(Dataset records)
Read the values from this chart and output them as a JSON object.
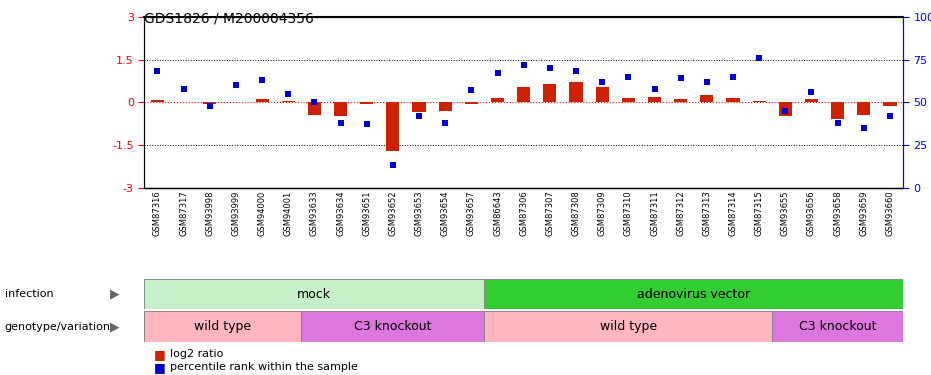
{
  "title": "GDS1826 / M200004356",
  "samples": [
    "GSM87316",
    "GSM87317",
    "GSM93998",
    "GSM93999",
    "GSM94000",
    "GSM94001",
    "GSM93633",
    "GSM93634",
    "GSM93651",
    "GSM93652",
    "GSM93653",
    "GSM93654",
    "GSM93657",
    "GSM86643",
    "GSM87306",
    "GSM87307",
    "GSM87308",
    "GSM87309",
    "GSM87310",
    "GSM87311",
    "GSM87312",
    "GSM87313",
    "GSM87314",
    "GSM87315",
    "GSM93655",
    "GSM93656",
    "GSM93658",
    "GSM93659",
    "GSM93660"
  ],
  "log2_ratio": [
    0.08,
    0.0,
    -0.07,
    0.0,
    0.1,
    0.05,
    -0.45,
    -0.5,
    -0.05,
    -1.7,
    -0.35,
    -0.3,
    -0.05,
    0.15,
    0.55,
    0.65,
    0.7,
    0.55,
    0.15,
    0.2,
    0.1,
    0.25,
    0.15,
    0.05,
    -0.5,
    0.12,
    -0.6,
    -0.45,
    -0.15
  ],
  "percentile": [
    68,
    58,
    48,
    60,
    63,
    55,
    50,
    38,
    37,
    13,
    42,
    38,
    57,
    67,
    72,
    70,
    68,
    62,
    65,
    58,
    64,
    62,
    65,
    76,
    45,
    56,
    38,
    35,
    42
  ],
  "infection_groups": [
    {
      "label": "mock",
      "start": 0,
      "end": 13,
      "color": "#C8F0C8"
    },
    {
      "label": "adenovirus vector",
      "start": 13,
      "end": 29,
      "color": "#33CC33"
    }
  ],
  "genotype_groups": [
    {
      "label": "wild type",
      "start": 0,
      "end": 6,
      "color": "#FFB6C1"
    },
    {
      "label": "C3 knockout",
      "start": 6,
      "end": 13,
      "color": "#DD77DD"
    },
    {
      "label": "wild type",
      "start": 13,
      "end": 24,
      "color": "#FFB6C1"
    },
    {
      "label": "C3 knockout",
      "start": 24,
      "end": 29,
      "color": "#DD77DD"
    }
  ],
  "ylim": [
    -3,
    3
  ],
  "y2lim": [
    0,
    100
  ],
  "yticks_left": [
    -3,
    -1.5,
    0,
    1.5,
    3
  ],
  "yticks_right": [
    0,
    25,
    50,
    75,
    100
  ],
  "bar_color": "#CC2200",
  "dot_color": "#0000CC",
  "infection_label": "infection",
  "genotype_label": "genotype/variation",
  "legend_log2": "log2 ratio",
  "legend_pct": "percentile rank within the sample",
  "bg_color": "#E8E8E8"
}
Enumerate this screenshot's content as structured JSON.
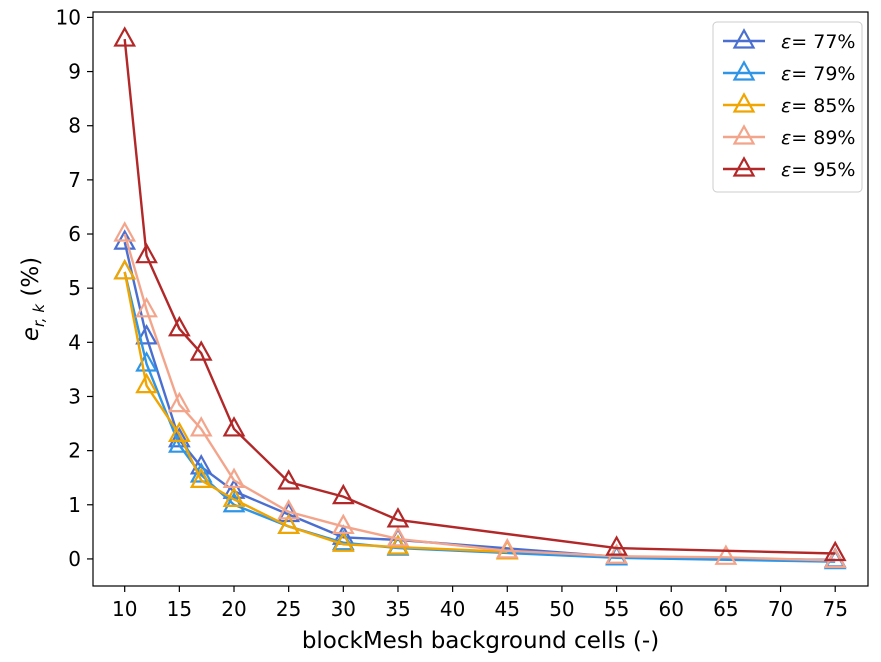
{
  "chart_data": {
    "type": "line",
    "title": "",
    "xlabel": "blockMesh background cells (-)",
    "ylabel_main": "e",
    "ylabel_sub": "r, k",
    "ylabel_unit": " (%)",
    "xlim": [
      7.1,
      78
    ],
    "ylim": [
      -0.5,
      10.1
    ],
    "xticks": [
      10,
      15,
      20,
      25,
      30,
      35,
      40,
      45,
      50,
      55,
      60,
      65,
      70,
      75
    ],
    "yticks": [
      0,
      1,
      2,
      3,
      4,
      5,
      6,
      7,
      8,
      9,
      10
    ],
    "grid": false,
    "legend_position": "top-right",
    "marker": "triangle-open",
    "series": [
      {
        "name": "77%",
        "color": "#4a6fd0",
        "x": [
          10,
          12,
          15,
          17,
          20,
          25,
          30,
          35,
          55,
          75
        ],
        "y": [
          5.85,
          4.1,
          2.2,
          1.7,
          1.25,
          0.82,
          0.4,
          0.35,
          0.04,
          -0.02
        ]
      },
      {
        "name": "79%",
        "color": "#2f95e6",
        "x": [
          10,
          12,
          15,
          17,
          20,
          25,
          30,
          35,
          55,
          75
        ],
        "y": [
          5.3,
          3.6,
          2.1,
          1.55,
          1.0,
          0.6,
          0.3,
          0.2,
          0.02,
          -0.05
        ]
      },
      {
        "name": "85%",
        "color": "#f0a500",
        "x": [
          10,
          12,
          15,
          17,
          20,
          25,
          30,
          35,
          45
        ],
        "y": [
          5.3,
          3.2,
          2.3,
          1.45,
          1.1,
          0.6,
          0.27,
          0.22,
          0.13
        ]
      },
      {
        "name": "89%",
        "color": "#f3a58b",
        "x": [
          10,
          12,
          15,
          17,
          20,
          25,
          30,
          35,
          45,
          55,
          65,
          75
        ],
        "y": [
          6.0,
          4.6,
          2.85,
          2.4,
          1.45,
          0.87,
          0.6,
          0.37,
          0.15,
          0.05,
          0.03,
          -0.03
        ]
      },
      {
        "name": "95%",
        "color": "#b22828",
        "x": [
          10,
          12,
          15,
          17,
          20,
          25,
          30,
          35,
          55,
          75
        ],
        "y": [
          9.6,
          5.6,
          4.25,
          3.8,
          2.4,
          1.42,
          1.15,
          0.72,
          0.2,
          0.1
        ]
      }
    ],
    "legend_prefix": "ε= "
  }
}
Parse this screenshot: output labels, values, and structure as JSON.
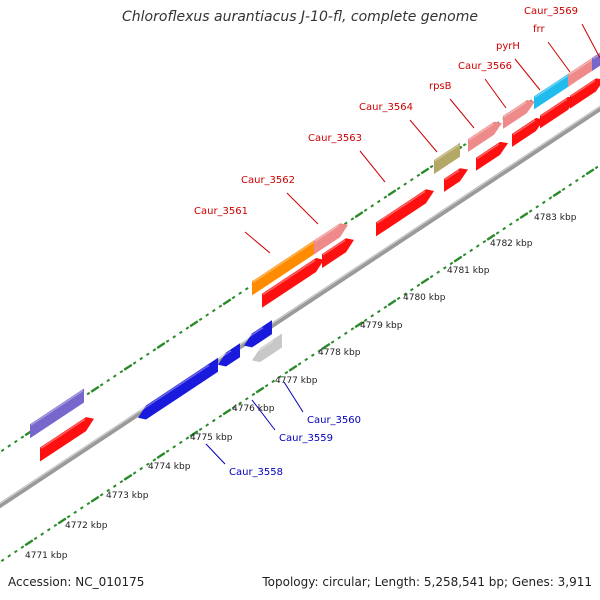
{
  "title": "Chloroflexus aurantiacus J-10-fl, complete genome",
  "footer": {
    "accession": "Accession: NC_010175",
    "summary": "Topology: circular; Length: 5,258,541 bp; Genes: 3,911"
  },
  "colors": {
    "forward_cds": "#ff1010",
    "forward_cds_light": "#ee8a8a",
    "reverse_cds": "#1a1adc",
    "backbone": "#8a8a8a",
    "ticks": "#2a8a2a",
    "forward_label": "#cc0000",
    "reverse_label": "#0000bb"
  },
  "scale_labels": [
    "4771 kbp",
    "4772 kbp",
    "4773 kbp",
    "4774 kbp",
    "4775 kbp",
    "4776 kbp",
    "4777 kbp",
    "4778 kbp",
    "4779 kbp",
    "4780 kbp",
    "4781 kbp",
    "4782 kbp",
    "4783 kbp"
  ],
  "forward_genes": [
    {
      "label": "Caur_3561"
    },
    {
      "label": "Caur_3562"
    },
    {
      "label": "Caur_3563"
    },
    {
      "label": "Caur_3564"
    },
    {
      "label": "rpsB"
    },
    {
      "label": "Caur_3566"
    },
    {
      "label": "pyrH"
    },
    {
      "label": "frr"
    },
    {
      "label": "Caur_3569"
    }
  ],
  "reverse_genes": [
    {
      "label": "Caur_3558"
    },
    {
      "label": "Caur_3559"
    },
    {
      "label": "Caur_3560"
    }
  ]
}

• Problem details: Strip out the images, then output the records above word for word.

• Response area:
Read the values from this chart and output them as a JSON object.
{
  "title": "GDS1826 / M200004356",
  "samples": [
    "GSM87316",
    "GSM87317",
    "GSM93998",
    "GSM93999",
    "GSM94000",
    "GSM94001",
    "GSM93633",
    "GSM93634",
    "GSM93651",
    "GSM93652",
    "GSM93653",
    "GSM93654",
    "GSM93657",
    "GSM86643",
    "GSM87306",
    "GSM87307",
    "GSM87308",
    "GSM87309",
    "GSM87310",
    "GSM87311",
    "GSM87312",
    "GSM87313",
    "GSM87314",
    "GSM87315",
    "GSM93655",
    "GSM93656",
    "GSM93658",
    "GSM93659",
    "GSM93660"
  ],
  "log2_ratio": [
    0.08,
    0.0,
    -0.07,
    0.0,
    0.1,
    0.05,
    -0.45,
    -0.5,
    -0.05,
    -1.7,
    -0.35,
    -0.3,
    -0.05,
    0.15,
    0.55,
    0.65,
    0.7,
    0.55,
    0.15,
    0.2,
    0.1,
    0.25,
    0.15,
    0.05,
    -0.5,
    0.12,
    -0.6,
    -0.45,
    -0.15
  ],
  "percentile": [
    68,
    58,
    48,
    60,
    63,
    55,
    50,
    38,
    37,
    13,
    42,
    38,
    57,
    67,
    72,
    70,
    68,
    62,
    65,
    58,
    64,
    62,
    65,
    76,
    45,
    56,
    38,
    35,
    42
  ],
  "infection_groups": [
    {
      "label": "mock",
      "start": 0,
      "end": 13,
      "color": "#C8F0C8"
    },
    {
      "label": "adenovirus vector",
      "start": 13,
      "end": 29,
      "color": "#33CC33"
    }
  ],
  "genotype_groups": [
    {
      "label": "wild type",
      "start": 0,
      "end": 6,
      "color": "#FFB6C1"
    },
    {
      "label": "C3 knockout",
      "start": 6,
      "end": 13,
      "color": "#DD77DD"
    },
    {
      "label": "wild type",
      "start": 13,
      "end": 24,
      "color": "#FFB6C1"
    },
    {
      "label": "C3 knockout",
      "start": 24,
      "end": 29,
      "color": "#DD77DD"
    }
  ],
  "ylim": [
    -3,
    3
  ],
  "y2lim": [
    0,
    100
  ],
  "yticks_left": [
    -3,
    -1.5,
    0,
    1.5,
    3
  ],
  "yticks_right": [
    0,
    25,
    50,
    75,
    100
  ],
  "bar_color": "#CC2200",
  "dot_color": "#0000CC",
  "infection_label": "infection",
  "genotype_label": "genotype/variation",
  "legend_log2": "log2 ratio",
  "legend_pct": "percentile rank within the sample",
  "bg_color": "#E8E8E8"
}
Enumerate this screenshot's content as structured JSON.
{
  "chart_data": {
    "type": "line",
    "title": "",
    "xlabel": "blockMesh background cells (-)",
    "ylabel_main": "e",
    "ylabel_sub": "r, k",
    "ylabel_unit": " (%)",
    "xlim": [
      7.1,
      78
    ],
    "ylim": [
      -0.5,
      10.1
    ],
    "xticks": [
      10,
      15,
      20,
      25,
      30,
      35,
      40,
      45,
      50,
      55,
      60,
      65,
      70,
      75
    ],
    "yticks": [
      0,
      1,
      2,
      3,
      4,
      5,
      6,
      7,
      8,
      9,
      10
    ],
    "grid": false,
    "legend_position": "top-right",
    "marker": "triangle-open",
    "series": [
      {
        "name": "77%",
        "color": "#4a6fd0",
        "x": [
          10,
          12,
          15,
          17,
          20,
          25,
          30,
          35,
          55,
          75
        ],
        "y": [
          5.85,
          4.1,
          2.2,
          1.7,
          1.25,
          0.82,
          0.4,
          0.35,
          0.04,
          -0.02
        ]
      },
      {
        "name": "79%",
        "color": "#2f95e6",
        "x": [
          10,
          12,
          15,
          17,
          20,
          25,
          30,
          35,
          55,
          75
        ],
        "y": [
          5.3,
          3.6,
          2.1,
          1.55,
          1.0,
          0.6,
          0.3,
          0.2,
          0.02,
          -0.05
        ]
      },
      {
        "name": "85%",
        "color": "#f0a500",
        "x": [
          10,
          12,
          15,
          17,
          20,
          25,
          30,
          35,
          45
        ],
        "y": [
          5.3,
          3.2,
          2.3,
          1.45,
          1.1,
          0.6,
          0.27,
          0.22,
          0.13
        ]
      },
      {
        "name": "89%",
        "color": "#f3a58b",
        "x": [
          10,
          12,
          15,
          17,
          20,
          25,
          30,
          35,
          45,
          55,
          65,
          75
        ],
        "y": [
          6.0,
          4.6,
          2.85,
          2.4,
          1.45,
          0.87,
          0.6,
          0.37,
          0.15,
          0.05,
          0.03,
          -0.03
        ]
      },
      {
        "name": "95%",
        "color": "#b22828",
        "x": [
          10,
          12,
          15,
          17,
          20,
          25,
          30,
          35,
          55,
          75
        ],
        "y": [
          9.6,
          5.6,
          4.25,
          3.8,
          2.4,
          1.42,
          1.15,
          0.72,
          0.2,
          0.1
        ]
      }
    ],
    "legend_prefix": "ε= "
  }
}
Parse this screenshot: output labels, values, and structure as JSON.
{
  "title": "Chloroflexus aurantiacus J-10-fl, complete genome",
  "footer": {
    "accession": "Accession: NC_010175",
    "summary": "Topology: circular; Length: 5,258,541 bp; Genes: 3,911"
  },
  "colors": {
    "forward_cds": "#ff1010",
    "forward_cds_light": "#ee8a8a",
    "reverse_cds": "#1a1adc",
    "backbone": "#8a8a8a",
    "ticks": "#2a8a2a",
    "forward_label": "#cc0000",
    "reverse_label": "#0000bb"
  },
  "scale_labels": [
    "4771 kbp",
    "4772 kbp",
    "4773 kbp",
    "4774 kbp",
    "4775 kbp",
    "4776 kbp",
    "4777 kbp",
    "4778 kbp",
    "4779 kbp",
    "4780 kbp",
    "4781 kbp",
    "4782 kbp",
    "4783 kbp"
  ],
  "forward_genes": [
    {
      "label": "Caur_3561"
    },
    {
      "label": "Caur_3562"
    },
    {
      "label": "Caur_3563"
    },
    {
      "label": "Caur_3564"
    },
    {
      "label": "rpsB"
    },
    {
      "label": "Caur_3566"
    },
    {
      "label": "pyrH"
    },
    {
      "label": "frr"
    },
    {
      "label": "Caur_3569"
    }
  ],
  "reverse_genes": [
    {
      "label": "Caur_3558"
    },
    {
      "label": "Caur_3559"
    },
    {
      "label": "Caur_3560"
    }
  ]
}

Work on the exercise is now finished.